__What you should do__:
Omit the pictures and return every entry exactly as written.

Extracted data entries:
════════════════

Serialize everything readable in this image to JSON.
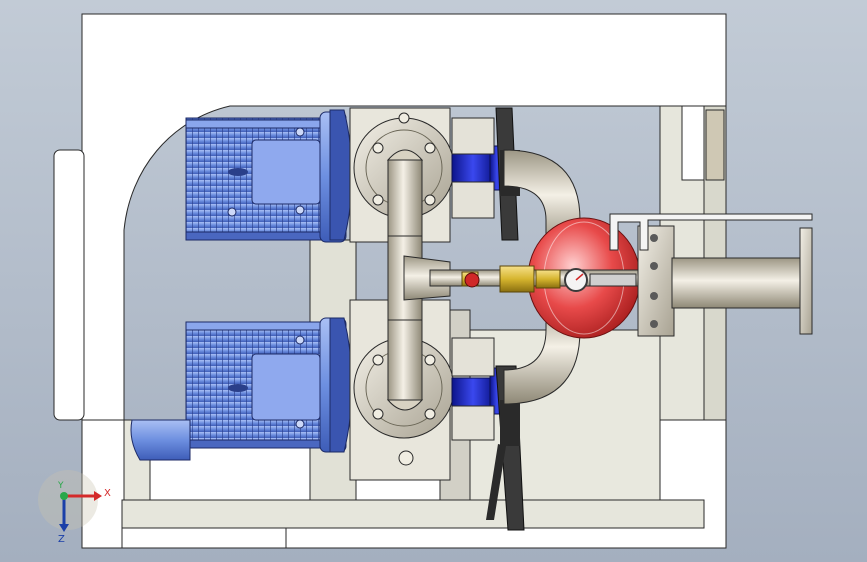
{
  "viewport": {
    "model": "booster-pump-skid",
    "background_top": "#c2cbd6",
    "background_bottom": "#a4afbf"
  },
  "colors": {
    "frame": "#ffffff",
    "frame_edge": "#2a2a2a",
    "motor_blue": "#6d8fe0",
    "motor_shade": "#3e5db8",
    "valve_blue": "#1826c8",
    "pipe_steel": "#d8d2c2",
    "tank_red": "#e03838",
    "brass": "#d6b52e",
    "handle_dark": "#2a2a2a"
  },
  "triad": {
    "x_label": "X",
    "y_label": "Y",
    "z_label": "Z",
    "x_color": "#d42a2a",
    "y_color": "#2aa84a",
    "z_color": "#1a3fa8"
  }
}
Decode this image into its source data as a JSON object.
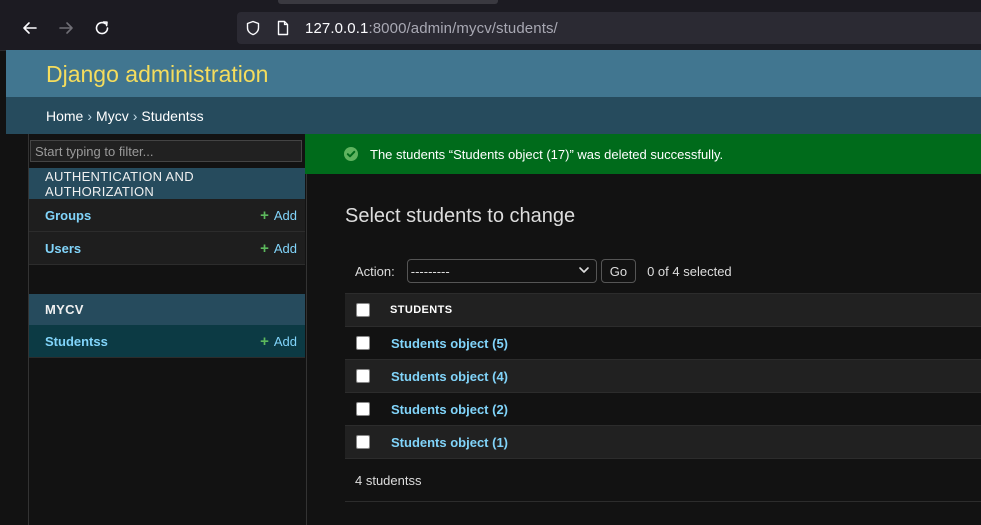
{
  "browser": {
    "url_host": "127.0.0.1",
    "url_rest": ":8000/admin/mycv/students/"
  },
  "header": {
    "branding": "Django administration"
  },
  "breadcrumbs": {
    "home": "Home",
    "sep": "›",
    "app": "Mycv",
    "current": "Studentss"
  },
  "sidebar": {
    "filter_placeholder": "Start typing to filter...",
    "modules": [
      {
        "caption": "AUTHENTICATION AND AUTHORIZATION",
        "models": [
          {
            "name": "Groups",
            "add": "Add"
          },
          {
            "name": "Users",
            "add": "Add"
          }
        ]
      },
      {
        "caption": "MYCV",
        "models": [
          {
            "name": "Studentss",
            "add": "Add"
          }
        ]
      }
    ],
    "add_symbol": "+"
  },
  "message": {
    "text": "The students “Students object (17)” was deleted successfully."
  },
  "main": {
    "title": "Select students to change",
    "action_label": "Action:",
    "action_selected": "---------",
    "go_label": "Go",
    "counter": "0 of 4 selected",
    "column_header": "STUDENTS",
    "rows": [
      "Students object (5)",
      "Students object (4)",
      "Students object (2)",
      "Students object (1)"
    ],
    "paginator": "4 studentss"
  },
  "colors": {
    "header_bg": "#417690",
    "branding": "#f5dd5d",
    "breadcrumbs_bg": "#264b5d",
    "success_bg": "#006b1b",
    "link": "#81d4fa",
    "add_plus": "#5cb85c"
  }
}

════════════════

__Result__:
Serialize everything readable in this image to JSON.
{
  "viewport": {
    "model": "booster-pump-skid",
    "background_top": "#c2cbd6",
    "background_bottom": "#a4afbf"
  },
  "colors": {
    "frame": "#ffffff",
    "frame_edge": "#2a2a2a",
    "motor_blue": "#6d8fe0",
    "motor_shade": "#3e5db8",
    "valve_blue": "#1826c8",
    "pipe_steel": "#d8d2c2",
    "tank_red": "#e03838",
    "brass": "#d6b52e",
    "handle_dark": "#2a2a2a"
  },
  "triad": {
    "x_label": "X",
    "y_label": "Y",
    "z_label": "Z",
    "x_color": "#d42a2a",
    "y_color": "#2aa84a",
    "z_color": "#1a3fa8"
  }
}
Decode this image into its source data as a JSON object.
{
  "browser": {
    "url_host": "127.0.0.1",
    "url_rest": ":8000/admin/mycv/students/"
  },
  "header": {
    "branding": "Django administration"
  },
  "breadcrumbs": {
    "home": "Home",
    "sep": "›",
    "app": "Mycv",
    "current": "Studentss"
  },
  "sidebar": {
    "filter_placeholder": "Start typing to filter...",
    "modules": [
      {
        "caption": "AUTHENTICATION AND AUTHORIZATION",
        "models": [
          {
            "name": "Groups",
            "add": "Add"
          },
          {
            "name": "Users",
            "add": "Add"
          }
        ]
      },
      {
        "caption": "MYCV",
        "models": [
          {
            "name": "Studentss",
            "add": "Add"
          }
        ]
      }
    ],
    "add_symbol": "+"
  },
  "message": {
    "text": "The students “Students object (17)” was deleted successfully."
  },
  "main": {
    "title": "Select students to change",
    "action_label": "Action:",
    "action_selected": "---------",
    "go_label": "Go",
    "counter": "0 of 4 selected",
    "column_header": "STUDENTS",
    "rows": [
      "Students object (5)",
      "Students object (4)",
      "Students object (2)",
      "Students object (1)"
    ],
    "paginator": "4 studentss"
  },
  "colors": {
    "header_bg": "#417690",
    "branding": "#f5dd5d",
    "breadcrumbs_bg": "#264b5d",
    "success_bg": "#006b1b",
    "link": "#81d4fa",
    "add_plus": "#5cb85c"
  }
}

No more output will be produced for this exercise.